Segment Start: DATA SHOWN

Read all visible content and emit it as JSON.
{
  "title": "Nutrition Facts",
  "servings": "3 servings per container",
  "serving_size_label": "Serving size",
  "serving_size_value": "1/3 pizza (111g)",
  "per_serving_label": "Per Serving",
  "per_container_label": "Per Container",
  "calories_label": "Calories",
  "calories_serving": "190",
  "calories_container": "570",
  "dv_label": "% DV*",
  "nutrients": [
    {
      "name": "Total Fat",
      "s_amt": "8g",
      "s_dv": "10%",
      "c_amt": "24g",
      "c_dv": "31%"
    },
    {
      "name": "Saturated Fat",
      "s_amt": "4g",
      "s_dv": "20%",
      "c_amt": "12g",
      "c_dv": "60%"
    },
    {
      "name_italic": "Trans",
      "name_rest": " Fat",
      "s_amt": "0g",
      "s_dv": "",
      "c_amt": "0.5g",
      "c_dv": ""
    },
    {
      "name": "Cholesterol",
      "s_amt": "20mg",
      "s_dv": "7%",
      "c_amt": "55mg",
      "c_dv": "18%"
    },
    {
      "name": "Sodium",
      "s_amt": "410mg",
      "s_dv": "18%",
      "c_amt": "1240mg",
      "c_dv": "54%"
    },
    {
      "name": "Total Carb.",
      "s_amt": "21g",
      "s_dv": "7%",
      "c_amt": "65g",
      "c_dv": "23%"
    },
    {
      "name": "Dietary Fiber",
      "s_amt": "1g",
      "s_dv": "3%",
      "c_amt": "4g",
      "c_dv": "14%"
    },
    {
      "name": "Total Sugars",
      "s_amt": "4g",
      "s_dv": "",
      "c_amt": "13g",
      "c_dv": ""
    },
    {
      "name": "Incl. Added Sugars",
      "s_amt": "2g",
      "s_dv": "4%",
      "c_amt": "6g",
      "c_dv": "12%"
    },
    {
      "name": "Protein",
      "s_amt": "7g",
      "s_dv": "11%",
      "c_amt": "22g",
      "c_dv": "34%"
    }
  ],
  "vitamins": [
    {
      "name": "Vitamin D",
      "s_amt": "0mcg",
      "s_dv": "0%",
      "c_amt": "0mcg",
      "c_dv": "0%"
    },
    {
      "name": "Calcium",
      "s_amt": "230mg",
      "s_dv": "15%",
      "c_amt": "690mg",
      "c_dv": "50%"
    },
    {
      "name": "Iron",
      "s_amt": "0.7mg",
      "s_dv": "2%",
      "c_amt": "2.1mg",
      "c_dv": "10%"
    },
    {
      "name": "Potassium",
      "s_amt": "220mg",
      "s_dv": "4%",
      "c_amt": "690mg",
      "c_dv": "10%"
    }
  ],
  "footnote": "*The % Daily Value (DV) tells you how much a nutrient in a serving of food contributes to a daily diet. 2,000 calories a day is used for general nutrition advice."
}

Segment End: DATA SHOWN

_TO DO_: Above are some records. Print them all exactly.

_ANSWER TO THE PROBLEM_:
Read all visible content and emit it as JSON.
{
  "title": "Nutrition Facts",
  "servings": "3 servings per container",
  "serving_size_label": "Serving size",
  "serving_size_value": "1/3 pizza (111g)",
  "per_serving_label": "Per Serving",
  "per_container_label": "Per Container",
  "calories_label": "Calories",
  "calories_serving": "190",
  "calories_container": "570",
  "dv_label": "% DV*",
  "nutrients": [
    {
      "name": "Total Fat",
      "s_amt": "8g",
      "s_dv": "10%",
      "c_amt": "24g",
      "c_dv": "31%"
    },
    {
      "name": "Saturated Fat",
      "s_amt": "4g",
      "s_dv": "20%",
      "c_amt": "12g",
      "c_dv": "60%"
    },
    {
      "name_italic": "Trans",
      "name_rest": " Fat",
      "s_amt": "0g",
      "s_dv": "",
      "c_amt": "0.5g",
      "c_dv": ""
    },
    {
      "name": "Cholesterol",
      "s_amt": "20mg",
      "s_dv": "7%",
      "c_amt": "55mg",
      "c_dv": "18%"
    },
    {
      "name": "Sodium",
      "s_amt": "410mg",
      "s_dv": "18%",
      "c_amt": "1240mg",
      "c_dv": "54%"
    },
    {
      "name": "Total Carb.",
      "s_amt": "21g",
      "s_dv": "7%",
      "c_amt": "65g",
      "c_dv": "23%"
    },
    {
      "name": "Dietary Fiber",
      "s_amt": "1g",
      "s_dv": "3%",
      "c_amt": "4g",
      "c_dv": "14%"
    },
    {
      "name": "Total Sugars",
      "s_amt": "4g",
      "s_dv": "",
      "c_amt": "13g",
      "c_dv": ""
    },
    {
      "name": "Incl. Added Sugars",
      "s_amt": "2g",
      "s_dv": "4%",
      "c_amt": "6g",
      "c_dv": "12%"
    },
    {
      "name": "Protein",
      "s_amt": "7g",
      "s_dv": "11%",
      "c_amt": "22g",
      "c_dv": "34%"
    }
  ],
  "vitamins": [
    {
      "name": "Vitamin D",
      "s_amt": "0mcg",
      "s_dv": "0%",
      "c_amt": "0mcg",
      "c_dv": "0%"
    },
    {
      "name": "Calcium",
      "s_amt": "230mg",
      "s_dv": "15%",
      "c_amt": "690mg",
      "c_dv": "50%"
    },
    {
      "name": "Iron",
      "s_amt": "0.7mg",
      "s_dv": "2%",
      "c_amt": "2.1mg",
      "c_dv": "10%"
    },
    {
      "name": "Potassium",
      "s_amt": "220mg",
      "s_dv": "4%",
      "c_amt": "690mg",
      "c_dv": "10%"
    }
  ],
  "footnote": "*The % Daily Value (DV) tells you how much a nutrient in a serving of food contributes to a daily diet. 2,000 calories a day is used for general nutrition advice."
}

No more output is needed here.